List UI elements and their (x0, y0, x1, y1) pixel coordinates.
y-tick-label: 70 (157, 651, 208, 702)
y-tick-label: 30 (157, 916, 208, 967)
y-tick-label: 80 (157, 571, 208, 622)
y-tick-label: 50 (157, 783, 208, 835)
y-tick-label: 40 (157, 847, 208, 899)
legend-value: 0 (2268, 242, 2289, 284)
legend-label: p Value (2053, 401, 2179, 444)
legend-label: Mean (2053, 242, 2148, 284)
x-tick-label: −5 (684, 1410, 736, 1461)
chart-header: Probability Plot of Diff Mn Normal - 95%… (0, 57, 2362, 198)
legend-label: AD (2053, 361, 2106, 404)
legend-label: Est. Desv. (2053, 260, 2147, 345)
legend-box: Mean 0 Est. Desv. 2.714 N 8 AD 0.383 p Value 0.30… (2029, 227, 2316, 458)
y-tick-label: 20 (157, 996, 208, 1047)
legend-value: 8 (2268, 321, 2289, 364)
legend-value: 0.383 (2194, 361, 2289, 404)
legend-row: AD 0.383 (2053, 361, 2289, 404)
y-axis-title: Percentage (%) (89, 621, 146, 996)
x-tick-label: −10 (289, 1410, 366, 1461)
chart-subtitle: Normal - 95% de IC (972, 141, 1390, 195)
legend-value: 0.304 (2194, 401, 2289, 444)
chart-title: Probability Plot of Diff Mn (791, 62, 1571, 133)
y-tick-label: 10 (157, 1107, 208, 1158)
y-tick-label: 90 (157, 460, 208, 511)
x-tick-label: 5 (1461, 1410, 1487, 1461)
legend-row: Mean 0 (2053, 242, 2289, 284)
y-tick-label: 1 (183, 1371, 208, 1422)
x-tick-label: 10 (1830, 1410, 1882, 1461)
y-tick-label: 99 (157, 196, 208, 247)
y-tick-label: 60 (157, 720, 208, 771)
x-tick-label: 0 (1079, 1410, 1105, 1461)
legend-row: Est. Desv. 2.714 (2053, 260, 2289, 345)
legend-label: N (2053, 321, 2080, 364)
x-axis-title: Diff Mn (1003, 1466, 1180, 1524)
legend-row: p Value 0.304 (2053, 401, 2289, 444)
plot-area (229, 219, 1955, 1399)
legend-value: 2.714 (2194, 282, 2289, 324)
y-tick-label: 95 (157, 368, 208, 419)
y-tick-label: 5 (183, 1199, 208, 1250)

####################

What you have to do ::
Can you copy out every row above verbatim, from the first to the last?

Result of the task ::
List UI elements and their (x0, y0, x1, y1) pixel coordinates.
y-tick-label: 70 (157, 651, 208, 702)
y-tick-label: 30 (157, 916, 208, 967)
y-tick-label: 80 (157, 571, 208, 622)
y-tick-label: 50 (157, 783, 208, 835)
y-tick-label: 40 (157, 847, 208, 899)
legend-value: 0 (2268, 242, 2289, 284)
legend-label: p Value (2053, 401, 2179, 444)
legend-label: Mean (2053, 242, 2148, 284)
x-tick-label: −5 (684, 1410, 736, 1461)
chart-header: Probability Plot of Diff Mn Normal - 95%… (0, 57, 2362, 198)
legend-label: AD (2053, 361, 2106, 404)
legend-label: Est. Desv. (2053, 260, 2147, 345)
legend-box: Mean 0 Est. Desv. 2.714 N 8 AD 0.383 p Value 0.30… (2029, 227, 2316, 458)
y-tick-label: 20 (157, 996, 208, 1047)
legend-value: 8 (2268, 321, 2289, 364)
legend-value: 0.383 (2194, 361, 2289, 404)
legend-row: AD 0.383 (2053, 361, 2289, 404)
y-axis-title: Percentage (%) (89, 621, 146, 996)
x-tick-label: −10 (289, 1410, 366, 1461)
chart-subtitle: Normal - 95% de IC (972, 141, 1390, 195)
legend-value: 0.304 (2194, 401, 2289, 444)
chart-title: Probability Plot of Diff Mn (791, 62, 1571, 133)
y-tick-label: 10 (157, 1107, 208, 1158)
y-tick-label: 90 (157, 460, 208, 511)
x-tick-label: 5 (1461, 1410, 1487, 1461)
legend-row: Mean 0 (2053, 242, 2289, 284)
y-tick-label: 1 (183, 1371, 208, 1422)
x-tick-label: 10 (1830, 1410, 1882, 1461)
y-tick-label: 99 (157, 196, 208, 247)
y-tick-label: 60 (157, 720, 208, 771)
x-tick-label: 0 (1079, 1410, 1105, 1461)
legend-row: Est. Desv. 2.714 (2053, 260, 2289, 345)
legend-label: N (2053, 321, 2080, 364)
x-axis-title: Diff Mn (1003, 1466, 1180, 1524)
legend-row: p Value 0.304 (2053, 401, 2289, 444)
plot-area (229, 219, 1955, 1399)
legend-value: 2.714 (2194, 282, 2289, 324)
y-tick-label: 95 (157, 368, 208, 419)
y-tick-label: 5 (183, 1199, 208, 1250)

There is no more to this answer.